Write the data out again exactly, dropping any images it holds.

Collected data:
= = = = =

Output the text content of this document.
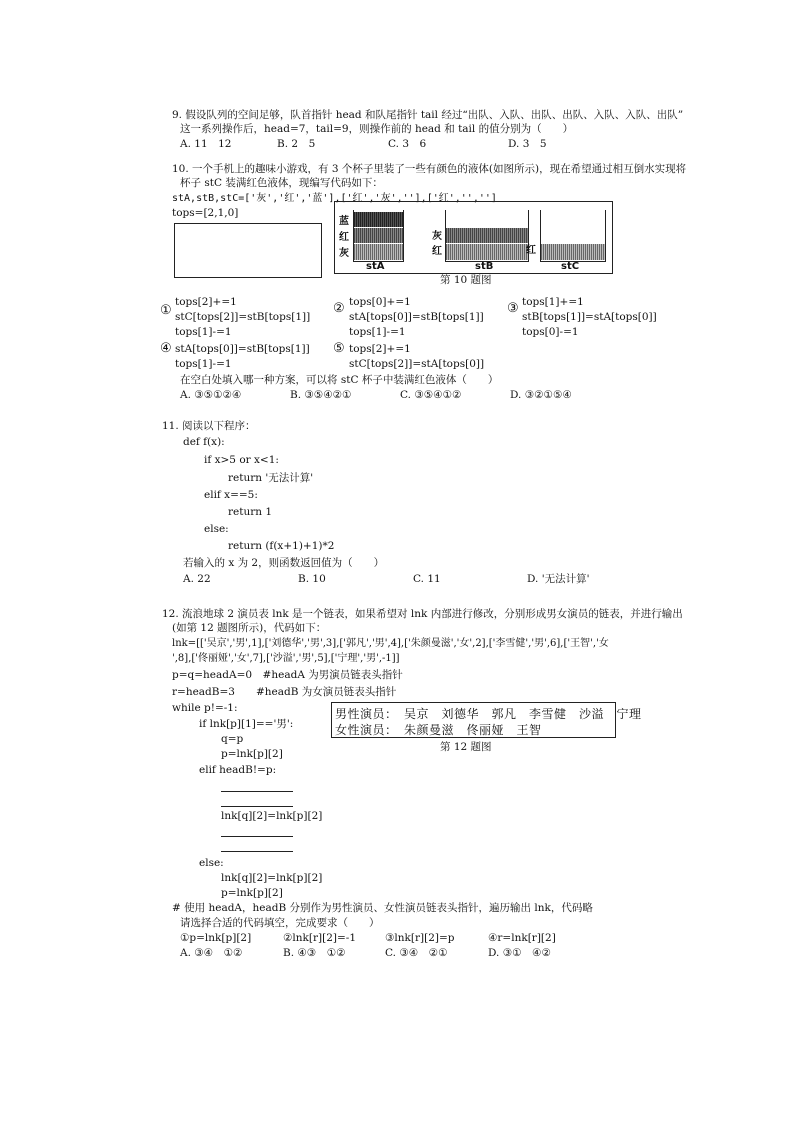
9. 假设队列的空间足够，队首指针 head 和队尾指针 tail 经过“出队、入队、出队、出队、入队、入队、出队”
这一系列操作后，head=7，tail=9，则操作前的 head 和 tail 的值分别为（　　）
A. 11　12	B. 2　5	C. 3　6	D. 3　5
10. 一个手机上的趣味小游戏，有 3 个杯子里装了一些有颜色的液体(如图所示)，现在希望通过相互倒水实现将
杯子 stC 装满红色液体，现编写代码如下：
stA,stB,stC=['灰','红','蓝'],['红','灰',''],['红','','']
tops=[2,1,0]
蓝
红
灰
stA
灰
红
stB
红
stC
第 10 题图
①
tops[2]+=1
stC[tops[2]]=stB[tops[1]]
tops[1]-=1
② tops[0]+=1
stA[tops[0]]=stB[tops[1]]
tops[1]-=1
③ tops[1]+=1
stB[tops[1]]=stA[tops[0]]
tops[0]-=1
④ stA[tops[0]]=stB[tops[1]]
tops[1]-=1
⑤ tops[2]+=1
stC[tops[2]]=stA[tops[0]]
在空白处填入哪一种方案，可以将 stC 杯子中装满红色液体（　　）
A. ③⑤①②④	B. ③⑤④②①	C. ③⑤④①②	D. ③②①⑤④
11. 阅读以下程序：
def f(x):
if x>5 or x<1:
return '无法计算'
elif x==5:
return 1
else:
return (f(x+1)+1)*2
若输入的 x 为 2，则函数返回值为（　　）
A. 22	B. 10	C. 11	D. '无法计算'
12. 流浪地球 2 演员表 lnk 是一个链表，如果希望对 lnk 内部进行修改，分别形成男女演员的链表，并进行输出
(如第 12 题图所示)，代码如下：
lnk=[['吴京','男',1],['刘德华','男',3],['郭凡','男',4],['朱颜曼滋','女',2],['李雪健','男',6],['王智','女
',8],['佟丽娅','女',7],['沙溢','男',5],['宁理','男',-1]]
p=q=headA=0　#headA 为男演员链表头指针
r=headB=3　　#headB 为女演员链表头指针
while p!=-1:
if lnk[p][1]=='男':
q=p
p=lnk[p][2]
elif headB!=p:
lnk[q][2]=lnk[p][2]
else:
lnk[q][2]=lnk[p][2]
p=lnk[p][2]
男性演员：　吴京　刘德华　郭凡　李雪健　沙溢　宁理
女性演员：　朱颜曼滋　佟丽娅　王智
第 12 题图
# 使用 headA，headB 分别作为男性演员、女性演员链表头指针，遍历输出 lnk，代码略
请选择合适的代码填空，完成要求（　　）
①p=lnk[p][2]	②lnk[r][2]=-1	③lnk[r][2]=p	④r=lnk[r][2]
A. ③④　①②	B. ④③　①②	C. ③④　②①	D. ③①　④②
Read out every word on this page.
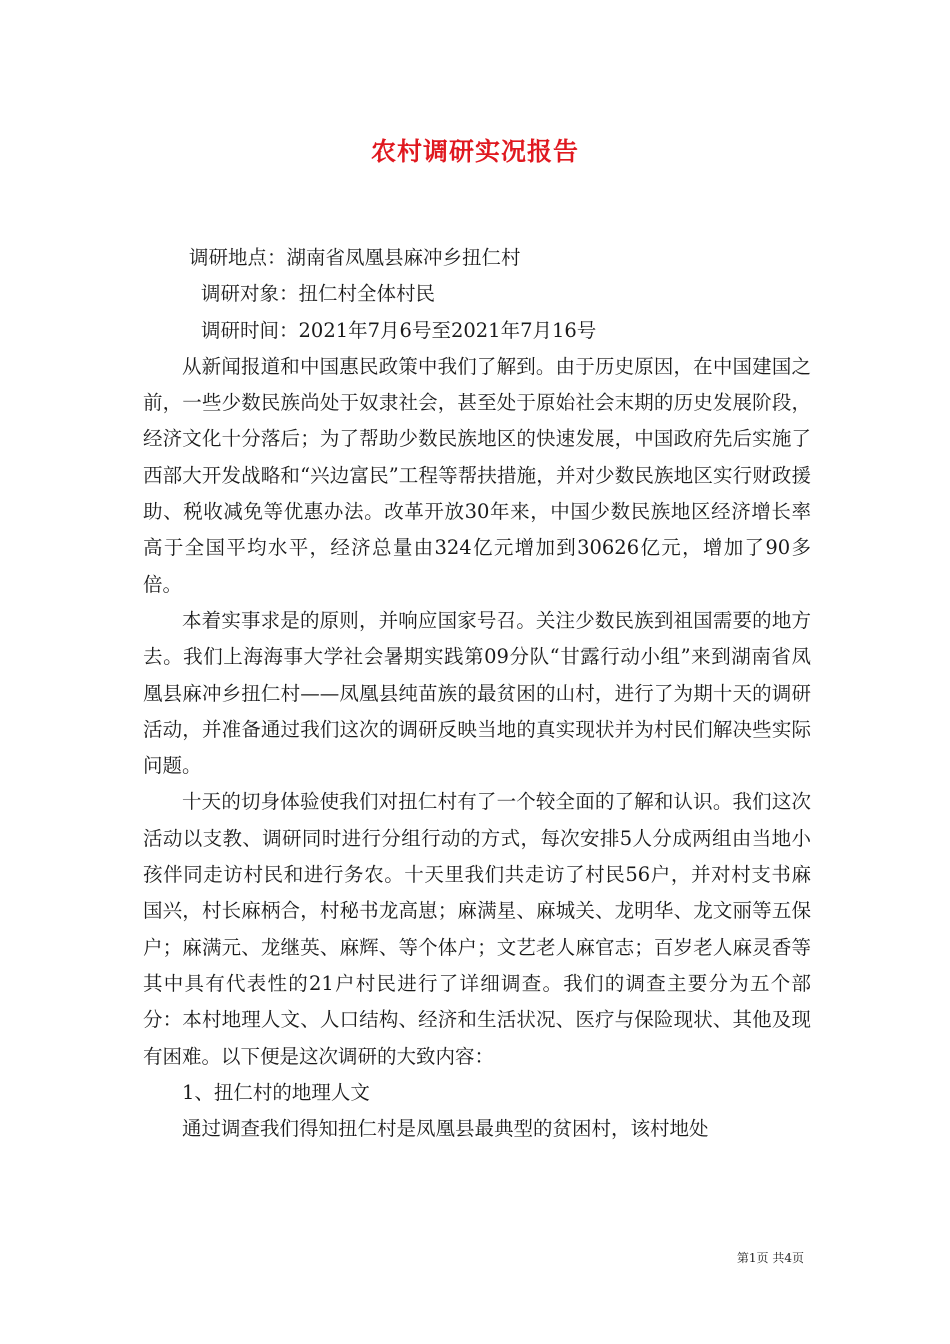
农村调研实况报告

调研地点：湖南省凤凰县麻冲乡扭仁村

调研对象：扭仁村全体村民

调研时间：2021年7月6号至2021年7月16号

从新闻报道和中国惠民政策中我们了解到。由于历史原因，在中国建国之前，一些少数民族尚处于奴隶社会，甚至处于原始社会末期的历史发展阶段，经济文化十分落后；为了帮助少数民族地区的快速发展，中国政府先后实施了西部大开发战略和“兴边富民”工程等帮扶措施，并对少数民族地区实行财政援助、税收减免等优惠办法。改革开放30年来，中国少数民族地区经济增长率高于全国平均水平，经济总量由324亿元增加到30626亿元，增加了90多倍。

本着实事求是的原则，并响应国家号召。关注少数民族到祖国需要的地方去。我们上海海事大学社会暑期实践第09分队“甘露行动小组”来到湖南省凤凰县麻冲乡扭仁村——凤凰县纯苗族的最贫困的山村，进行了为期十天的调研活动，并准备通过我们这次的调研反映当地的真实现状并为村民们解决些实际问题。

十天的切身体验使我们对扭仁村有了一个较全面的了解和认识。我们这次活动以支教、调研同时进行分组行动的方式，每次安排5人分成两组由当地小孩伴同走访村民和进行务农。十天里我们共走访了村民56户，并对村支书麻国兴，村长麻柄合，村秘书龙高崽；麻满星、麻城关、龙明华、龙文丽等五保户；麻满元、龙继英、麻辉、等个体户；文艺老人麻官志；百岁老人麻灵香等其中具有代表性的21户村民进行了详细调查。我们的调查主要分为五个部分：本村地理人文、人口结构、经济和生活状况、医疗与保险现状、其他及现有困难。以下便是这次调研的大致内容：

1、扭仁村的地理人文

通过调查我们得知扭仁村是凤凰县最典型的贫困村，该村地处

第1页 共4页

= = = = =

- WRITTEN RESPONSE
Output the text content of this document.
9. 假设队列的空间足够，队首指针 head 和队尾指针 tail 经过“出队、入队、出队、出队、入队、入队、出队”
这一系列操作后，head=7，tail=9，则操作前的 head 和 tail 的值分别为（　　）
A. 11　12	B. 2　5	C. 3　6	D. 3　5
10. 一个手机上的趣味小游戏，有 3 个杯子里装了一些有颜色的液体(如图所示)，现在希望通过相互倒水实现将
杯子 stC 装满红色液体，现编写代码如下：
stA,stB,stC=['灰','红','蓝'],['红','灰',''],['红','','']
tops=[2,1,0]
蓝
红
灰
stA
灰
红
stB
红
stC
第 10 题图
①
tops[2]+=1
stC[tops[2]]=stB[tops[1]]
tops[1]-=1
② tops[0]+=1
stA[tops[0]]=stB[tops[1]]
tops[1]-=1
③ tops[1]+=1
stB[tops[1]]=stA[tops[0]]
tops[0]-=1
④ stA[tops[0]]=stB[tops[1]]
tops[1]-=1
⑤ tops[2]+=1
stC[tops[2]]=stA[tops[0]]
在空白处填入哪一种方案，可以将 stC 杯子中装满红色液体（　　）
A. ③⑤①②④	B. ③⑤④②①	C. ③⑤④①②	D. ③②①⑤④
11. 阅读以下程序：
def f(x):
if x>5 or x<1:
return '无法计算'
elif x==5:
return 1
else:
return (f(x+1)+1)*2
若输入的 x 为 2，则函数返回值为（　　）
A. 22	B. 10	C. 11	D. '无法计算'
12. 流浪地球 2 演员表 lnk 是一个链表，如果希望对 lnk 内部进行修改，分别形成男女演员的链表，并进行输出
(如第 12 题图所示)，代码如下：
lnk=[['吴京','男',1],['刘德华','男',3],['郭凡','男',4],['朱颜曼滋','女',2],['李雪健','男',6],['王智','女
',8],['佟丽娅','女',7],['沙溢','男',5],['宁理','男',-1]]
p=q=headA=0　#headA 为男演员链表头指针
r=headB=3　　#headB 为女演员链表头指针
while p!=-1:
if lnk[p][1]=='男':
q=p
p=lnk[p][2]
elif headB!=p:
lnk[q][2]=lnk[p][2]
else:
lnk[q][2]=lnk[p][2]
p=lnk[p][2]
男性演员：　吴京　刘德华　郭凡　李雪健　沙溢　宁理
女性演员：　朱颜曼滋　佟丽娅　王智
第 12 题图
# 使用 headA，headB 分别作为男性演员、女性演员链表头指针，遍历输出 lnk，代码略
请选择合适的代码填空，完成要求（　　）
①p=lnk[p][2]	②lnk[r][2]=-1	③lnk[r][2]=p	④r=lnk[r][2]
A. ③④　①②	B. ④③　①②	C. ③④　②①	D. ③①　④②
Read out every word on this page.
农村调研实况报告

调研地点：湖南省凤凰县麻冲乡扭仁村

调研对象：扭仁村全体村民

调研时间：2021年7月6号至2021年7月16号

从新闻报道和中国惠民政策中我们了解到。由于历史原因，在中国建国之前，一些少数民族尚处于奴隶社会，甚至处于原始社会末期的历史发展阶段，经济文化十分落后；为了帮助少数民族地区的快速发展，中国政府先后实施了西部大开发战略和“兴边富民”工程等帮扶措施，并对少数民族地区实行财政援助、税收减免等优惠办法。改革开放30年来，中国少数民族地区经济增长率高于全国平均水平，经济总量由324亿元增加到30626亿元，增加了90多倍。

本着实事求是的原则，并响应国家号召。关注少数民族到祖国需要的地方去。我们上海海事大学社会暑期实践第09分队“甘露行动小组”来到湖南省凤凰县麻冲乡扭仁村——凤凰县纯苗族的最贫困的山村，进行了为期十天的调研活动，并准备通过我们这次的调研反映当地的真实现状并为村民们解决些实际问题。

十天的切身体验使我们对扭仁村有了一个较全面的了解和认识。我们这次活动以支教、调研同时进行分组行动的方式，每次安排5人分成两组由当地小孩伴同走访村民和进行务农。十天里我们共走访了村民56户，并对村支书麻国兴，村长麻柄合，村秘书龙高崽；麻满星、麻城关、龙明华、龙文丽等五保户；麻满元、龙继英、麻辉、等个体户；文艺老人麻官志；百岁老人麻灵香等其中具有代表性的21户村民进行了详细调查。我们的调查主要分为五个部分：本村地理人文、人口结构、经济和生活状况、医疗与保险现状、其他及现有困难。以下便是这次调研的大致内容：

1、扭仁村的地理人文

通过调查我们得知扭仁村是凤凰县最典型的贫困村，该村地处

第1页 共4页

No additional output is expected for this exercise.